Given instruction. Select every line below containing the word "Porto".

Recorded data
━━━━━━━━━━━━━━━━

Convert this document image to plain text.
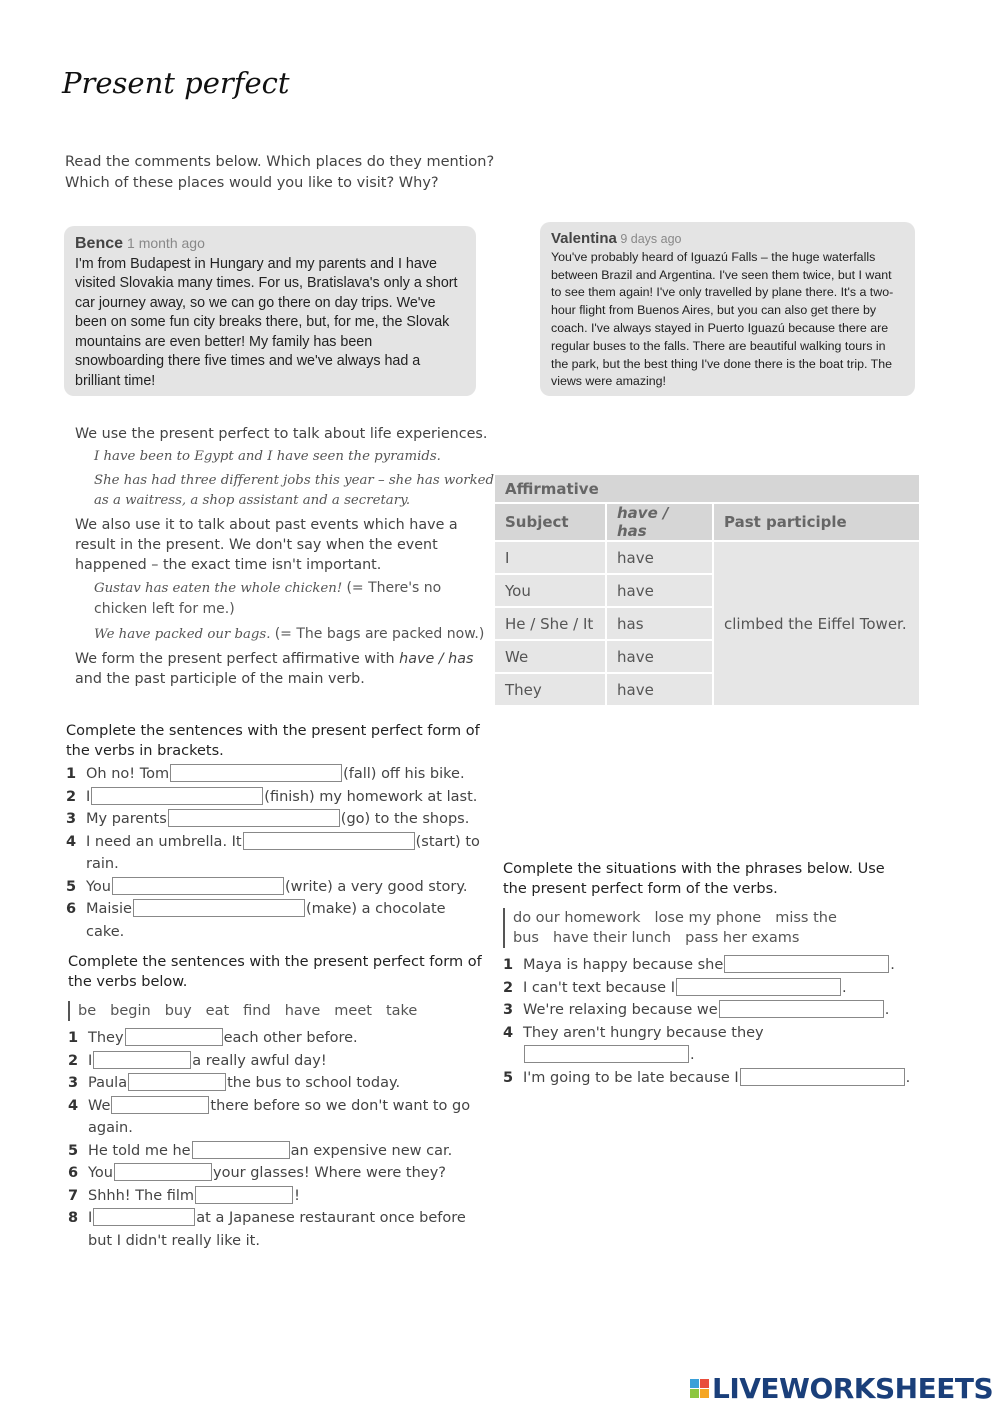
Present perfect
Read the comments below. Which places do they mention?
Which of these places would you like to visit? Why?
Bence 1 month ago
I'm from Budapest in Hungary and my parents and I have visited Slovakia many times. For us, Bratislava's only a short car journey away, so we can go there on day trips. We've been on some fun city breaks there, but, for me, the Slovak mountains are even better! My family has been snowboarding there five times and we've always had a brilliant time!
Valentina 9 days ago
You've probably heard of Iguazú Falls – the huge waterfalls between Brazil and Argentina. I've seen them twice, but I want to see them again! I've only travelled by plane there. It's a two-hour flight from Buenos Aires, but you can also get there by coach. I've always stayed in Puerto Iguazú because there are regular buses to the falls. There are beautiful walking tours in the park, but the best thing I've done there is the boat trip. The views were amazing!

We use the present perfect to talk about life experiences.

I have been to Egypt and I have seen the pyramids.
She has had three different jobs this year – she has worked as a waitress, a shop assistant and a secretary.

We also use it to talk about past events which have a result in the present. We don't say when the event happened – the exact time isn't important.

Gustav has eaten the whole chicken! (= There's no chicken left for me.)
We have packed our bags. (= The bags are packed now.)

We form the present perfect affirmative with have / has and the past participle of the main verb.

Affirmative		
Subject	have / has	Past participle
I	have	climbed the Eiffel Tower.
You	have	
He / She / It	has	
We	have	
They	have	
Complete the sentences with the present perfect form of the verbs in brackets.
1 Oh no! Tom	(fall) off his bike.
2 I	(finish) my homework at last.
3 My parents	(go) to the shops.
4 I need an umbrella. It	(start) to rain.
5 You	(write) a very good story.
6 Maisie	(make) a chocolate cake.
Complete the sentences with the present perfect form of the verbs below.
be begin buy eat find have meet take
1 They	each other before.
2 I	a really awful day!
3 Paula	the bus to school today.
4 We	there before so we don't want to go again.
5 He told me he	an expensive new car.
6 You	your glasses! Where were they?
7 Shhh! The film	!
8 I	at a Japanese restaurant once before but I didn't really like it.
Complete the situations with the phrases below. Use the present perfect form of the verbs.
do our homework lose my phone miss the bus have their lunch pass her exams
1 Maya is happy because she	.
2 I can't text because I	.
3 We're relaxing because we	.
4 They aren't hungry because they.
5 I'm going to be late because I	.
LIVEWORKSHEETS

━━━━━━━━━━━━━━━━

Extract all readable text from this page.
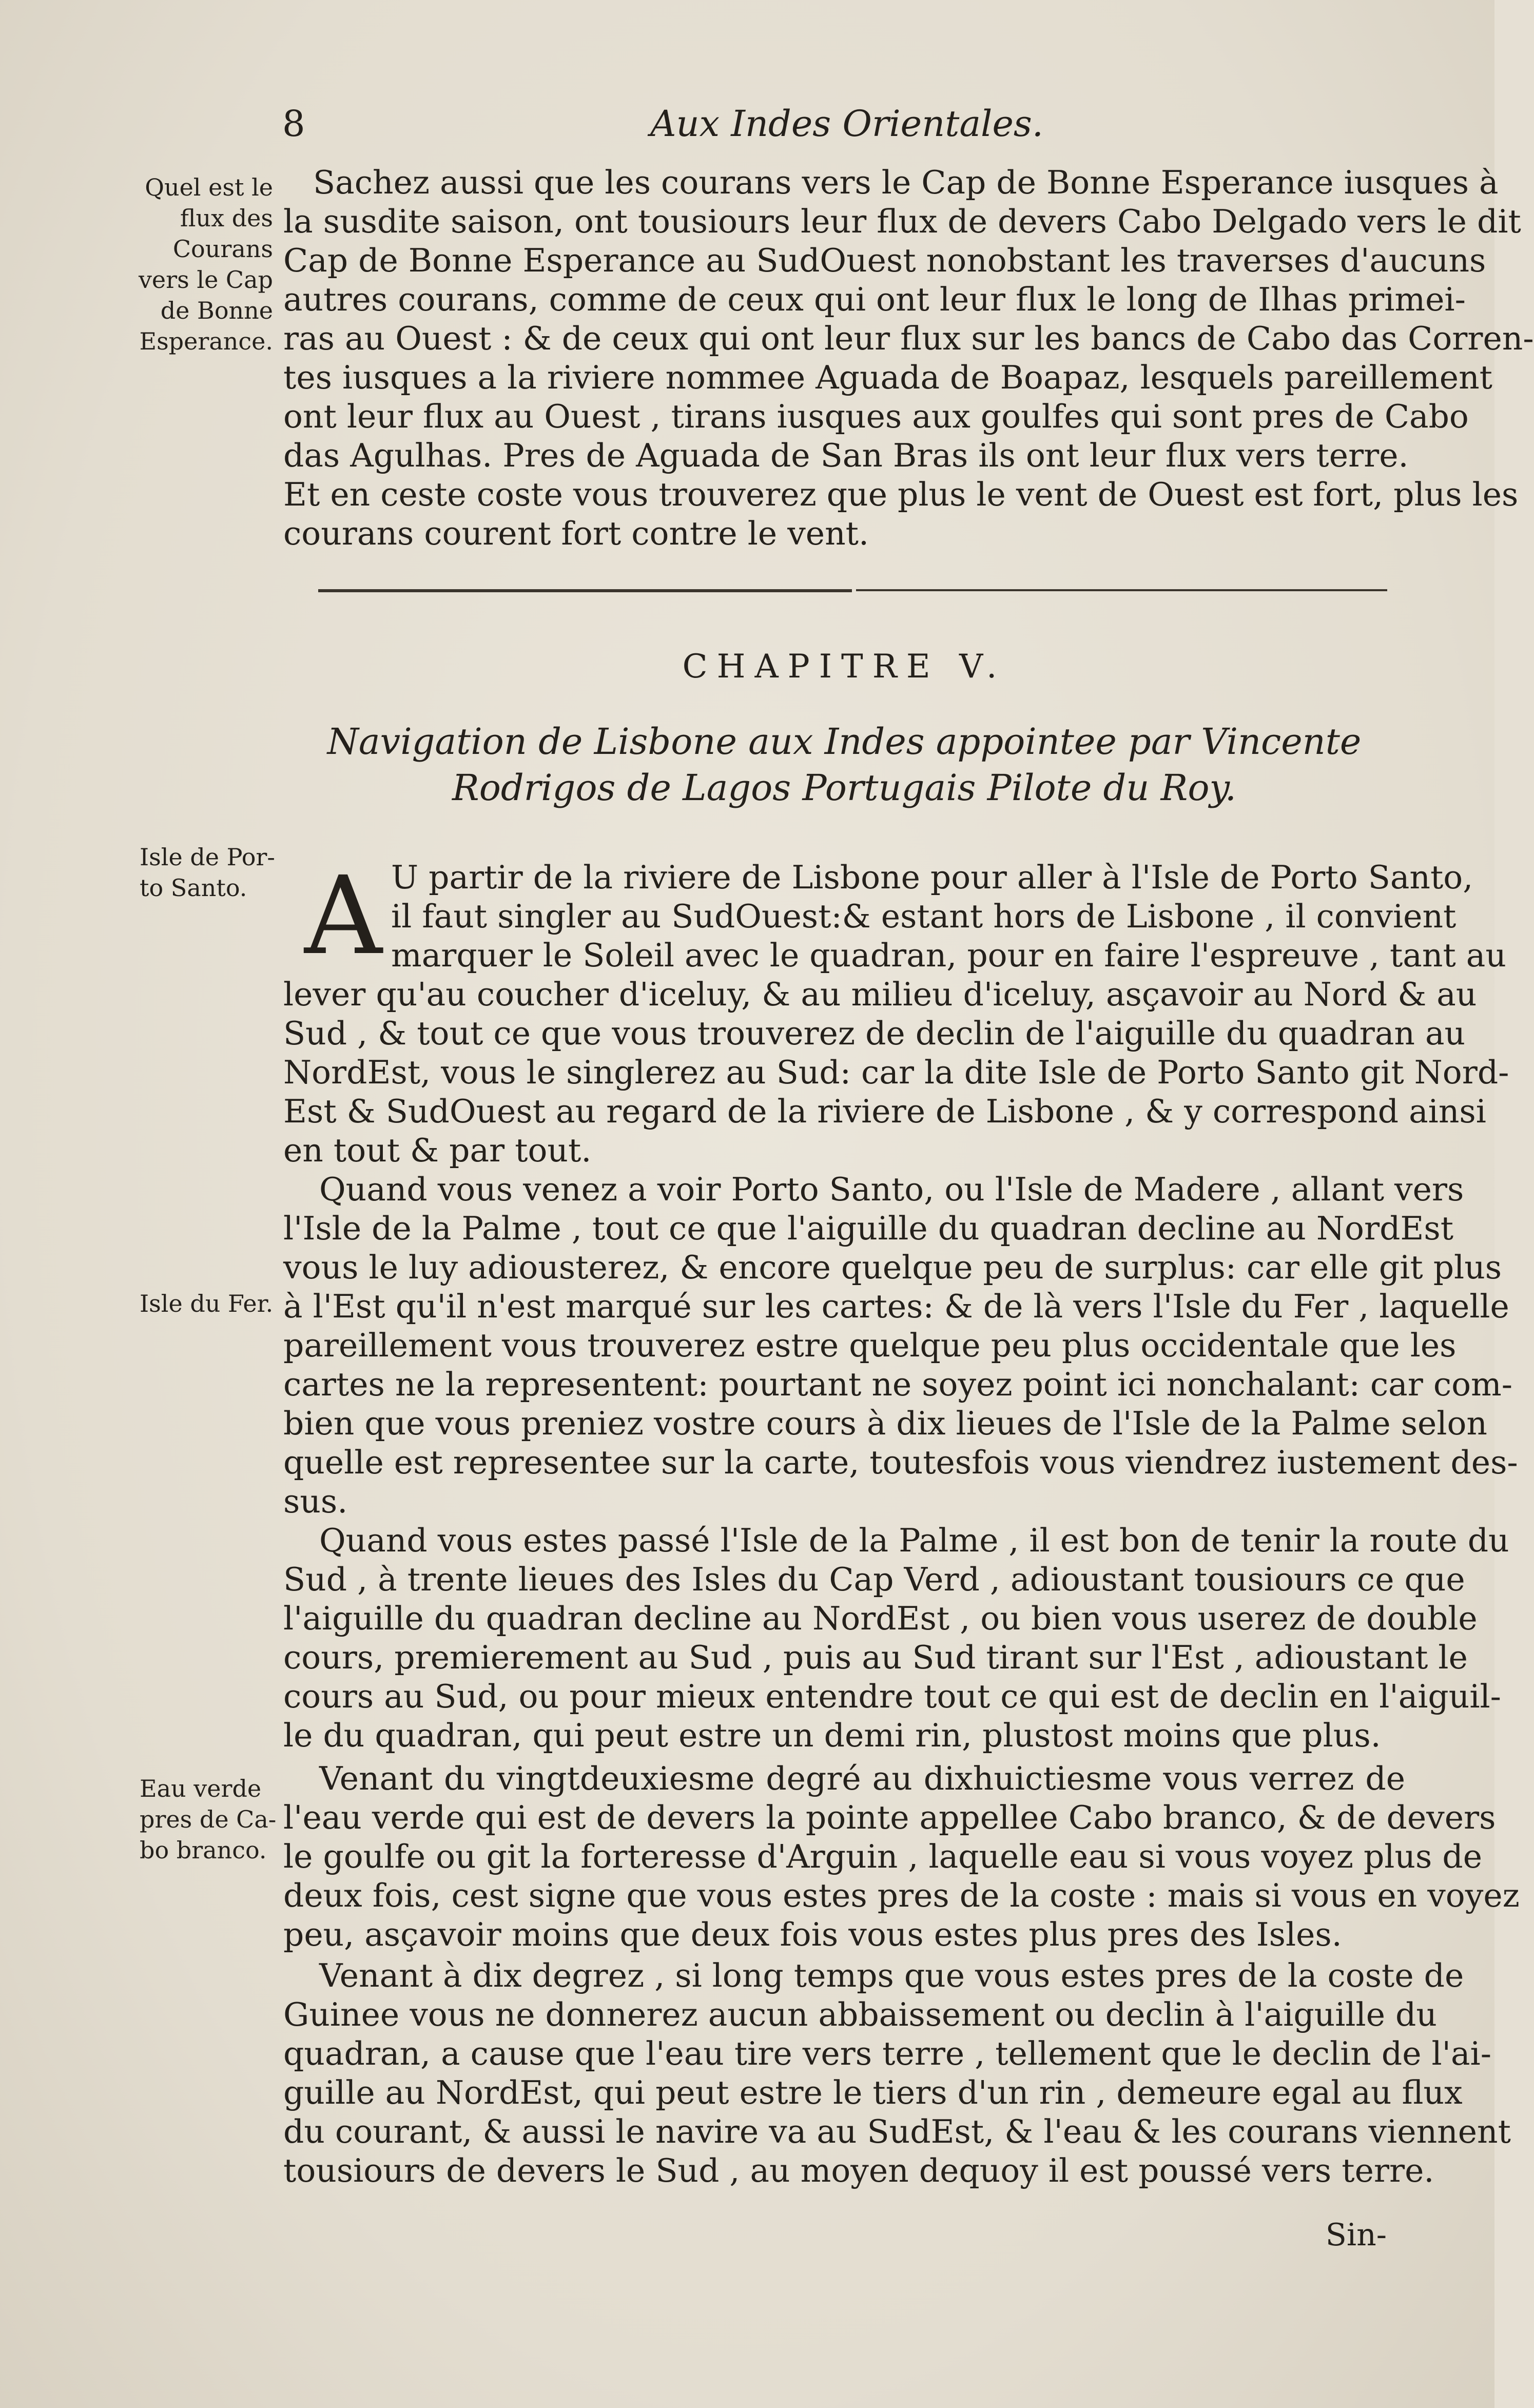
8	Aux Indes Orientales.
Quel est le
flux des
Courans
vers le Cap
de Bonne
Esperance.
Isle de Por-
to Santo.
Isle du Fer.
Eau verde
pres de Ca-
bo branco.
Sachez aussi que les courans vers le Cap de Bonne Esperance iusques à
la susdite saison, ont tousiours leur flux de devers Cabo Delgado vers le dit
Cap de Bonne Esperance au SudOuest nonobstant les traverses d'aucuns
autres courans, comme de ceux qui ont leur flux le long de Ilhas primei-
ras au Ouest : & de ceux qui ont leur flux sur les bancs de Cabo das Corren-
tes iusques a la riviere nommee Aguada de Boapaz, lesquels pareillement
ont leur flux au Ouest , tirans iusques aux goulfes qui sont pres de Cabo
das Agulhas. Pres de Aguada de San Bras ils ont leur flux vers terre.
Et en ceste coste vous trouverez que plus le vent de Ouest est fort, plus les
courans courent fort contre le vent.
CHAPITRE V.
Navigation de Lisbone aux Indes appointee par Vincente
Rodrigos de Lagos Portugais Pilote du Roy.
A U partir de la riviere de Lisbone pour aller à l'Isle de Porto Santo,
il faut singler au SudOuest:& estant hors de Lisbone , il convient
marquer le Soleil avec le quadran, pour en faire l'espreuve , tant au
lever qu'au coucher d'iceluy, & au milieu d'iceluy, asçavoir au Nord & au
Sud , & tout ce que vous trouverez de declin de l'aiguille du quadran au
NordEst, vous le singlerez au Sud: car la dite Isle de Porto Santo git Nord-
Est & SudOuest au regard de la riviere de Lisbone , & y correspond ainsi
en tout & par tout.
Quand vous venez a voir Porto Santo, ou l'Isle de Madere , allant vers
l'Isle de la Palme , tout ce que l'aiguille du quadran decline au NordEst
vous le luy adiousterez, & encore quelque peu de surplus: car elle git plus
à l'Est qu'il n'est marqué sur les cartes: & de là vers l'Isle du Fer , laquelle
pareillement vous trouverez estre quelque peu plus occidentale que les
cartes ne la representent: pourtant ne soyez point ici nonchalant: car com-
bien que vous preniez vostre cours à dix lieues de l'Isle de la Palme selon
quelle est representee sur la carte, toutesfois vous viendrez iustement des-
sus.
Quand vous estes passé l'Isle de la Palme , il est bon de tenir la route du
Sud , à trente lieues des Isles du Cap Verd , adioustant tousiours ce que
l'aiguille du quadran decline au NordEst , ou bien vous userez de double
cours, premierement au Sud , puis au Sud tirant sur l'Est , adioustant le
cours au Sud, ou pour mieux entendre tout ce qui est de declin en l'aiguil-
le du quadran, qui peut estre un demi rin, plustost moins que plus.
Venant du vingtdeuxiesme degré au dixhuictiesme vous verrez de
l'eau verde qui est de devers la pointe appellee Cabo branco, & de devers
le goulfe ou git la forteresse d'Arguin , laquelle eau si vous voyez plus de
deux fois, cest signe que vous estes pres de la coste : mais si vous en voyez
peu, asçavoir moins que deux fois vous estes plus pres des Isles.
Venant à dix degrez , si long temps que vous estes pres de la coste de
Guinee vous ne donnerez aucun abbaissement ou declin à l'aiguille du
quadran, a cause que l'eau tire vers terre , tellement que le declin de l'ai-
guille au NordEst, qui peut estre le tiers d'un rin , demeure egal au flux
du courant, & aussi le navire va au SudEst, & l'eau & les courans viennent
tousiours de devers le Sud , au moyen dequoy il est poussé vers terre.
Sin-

━━━━━━━━━━━━━━━━

Result below.
A U partir de la riviere de Lisbone pour aller à l'Isle de Porto Santo,
NordEst, vous le singlerez au Sud: car la dite Isle de Porto Santo git Nord-
Quand vous venez a voir Porto Santo, ou l'Isle de Madere , allant vers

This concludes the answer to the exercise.